Sezione di testo —
Ne conseguiva che il Comandante dell'8a Armata italiana in Russia avrebbe potuto contestare, senza problemi, i due errori principali di quel Comando, e cioè la decisione di utilizzare in pianura il Corpo d'Armata alpino e quella di sottrarre ogni riserva motocorazzata allo schieramento delle divisioni italiane di fanteria sul Don. Per oltre cinquant'anni nessuno però si è preoccupato di indagare se il nostro Comando Supremo fosse Stato al corrente dell'effettiva situazione dell' ARM.I.R. dopo i duri combattimenti della tarda estate 1942. Oggi invece abbiamo la certezza - da un documento appena ricomparso - che ne era stato ufficialmente informato e senza reticenze, seppure, diremmo noi, quando era ormai troppo tardi. Pure non si era curato di prendere qualche serio provvedimento, a carico di colui che - se non poteva essere accusato di avere una mentalità arretrata rispetto alla guerra moderna, che pur aveva sotto i suoi occhi - non si era imposto, come ogni buon capo ha il dovere di fare, per salvaguardare la vita dei propri soldati e l'onore dell'esercito a cui appartiene (il Tribunale Straordinario per la Difesa dello Stato, ricostituito dopo l'armistizio dalla R.S.I. alla ricerca di capri espiatori, condannò il generale Gariboldi a dieci anni di reclusione).

Obiettivo —
Secondo la sezione di testo sull'8a Armata italiana in Russia, a quanti anni di reclusione fu condannato il generale Gariboldi?

Dati registrati —
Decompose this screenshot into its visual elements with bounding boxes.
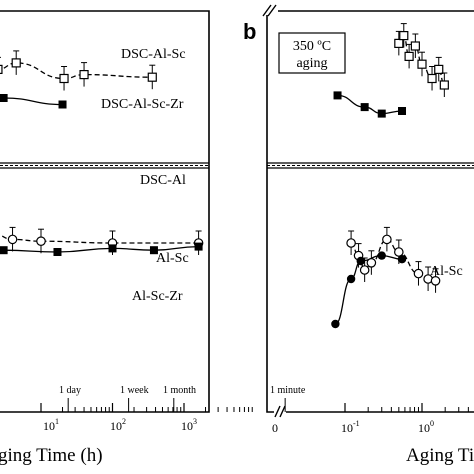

...

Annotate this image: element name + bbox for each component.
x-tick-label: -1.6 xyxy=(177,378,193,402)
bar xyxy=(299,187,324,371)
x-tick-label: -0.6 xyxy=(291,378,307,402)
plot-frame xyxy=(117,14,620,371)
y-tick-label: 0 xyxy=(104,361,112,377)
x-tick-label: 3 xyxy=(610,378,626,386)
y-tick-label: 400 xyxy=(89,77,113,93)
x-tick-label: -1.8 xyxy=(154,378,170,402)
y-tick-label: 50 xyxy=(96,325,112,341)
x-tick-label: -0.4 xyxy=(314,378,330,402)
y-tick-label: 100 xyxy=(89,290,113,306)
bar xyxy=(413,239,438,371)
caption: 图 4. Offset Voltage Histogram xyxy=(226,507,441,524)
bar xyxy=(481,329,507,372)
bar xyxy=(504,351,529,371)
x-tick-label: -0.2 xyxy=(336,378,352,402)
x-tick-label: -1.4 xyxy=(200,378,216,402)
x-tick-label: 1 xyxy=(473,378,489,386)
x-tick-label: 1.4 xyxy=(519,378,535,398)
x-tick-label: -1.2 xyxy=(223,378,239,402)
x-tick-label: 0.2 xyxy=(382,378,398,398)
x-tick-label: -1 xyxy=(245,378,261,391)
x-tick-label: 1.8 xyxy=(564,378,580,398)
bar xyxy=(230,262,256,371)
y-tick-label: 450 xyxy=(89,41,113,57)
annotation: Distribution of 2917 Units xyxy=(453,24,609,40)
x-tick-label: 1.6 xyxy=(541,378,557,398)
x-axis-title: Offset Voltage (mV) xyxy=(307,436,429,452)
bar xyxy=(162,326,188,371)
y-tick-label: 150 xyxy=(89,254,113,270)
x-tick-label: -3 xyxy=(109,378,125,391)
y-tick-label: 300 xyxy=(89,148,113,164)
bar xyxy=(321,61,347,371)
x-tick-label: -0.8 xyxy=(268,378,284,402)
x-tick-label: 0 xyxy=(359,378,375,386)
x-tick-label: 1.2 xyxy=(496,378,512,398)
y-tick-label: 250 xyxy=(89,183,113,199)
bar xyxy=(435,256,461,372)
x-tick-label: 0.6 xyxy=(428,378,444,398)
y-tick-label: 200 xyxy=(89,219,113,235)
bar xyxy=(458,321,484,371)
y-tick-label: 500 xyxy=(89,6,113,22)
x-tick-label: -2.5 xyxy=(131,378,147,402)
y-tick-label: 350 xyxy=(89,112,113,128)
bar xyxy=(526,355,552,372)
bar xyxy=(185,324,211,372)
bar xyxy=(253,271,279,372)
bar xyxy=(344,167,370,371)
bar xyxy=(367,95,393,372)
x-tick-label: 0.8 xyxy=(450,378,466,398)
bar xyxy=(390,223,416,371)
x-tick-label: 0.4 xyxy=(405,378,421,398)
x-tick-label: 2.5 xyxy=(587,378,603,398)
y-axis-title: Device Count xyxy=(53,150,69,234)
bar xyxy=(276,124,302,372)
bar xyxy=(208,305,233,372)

Risultato prodotto —
A dieci anni di reclusione.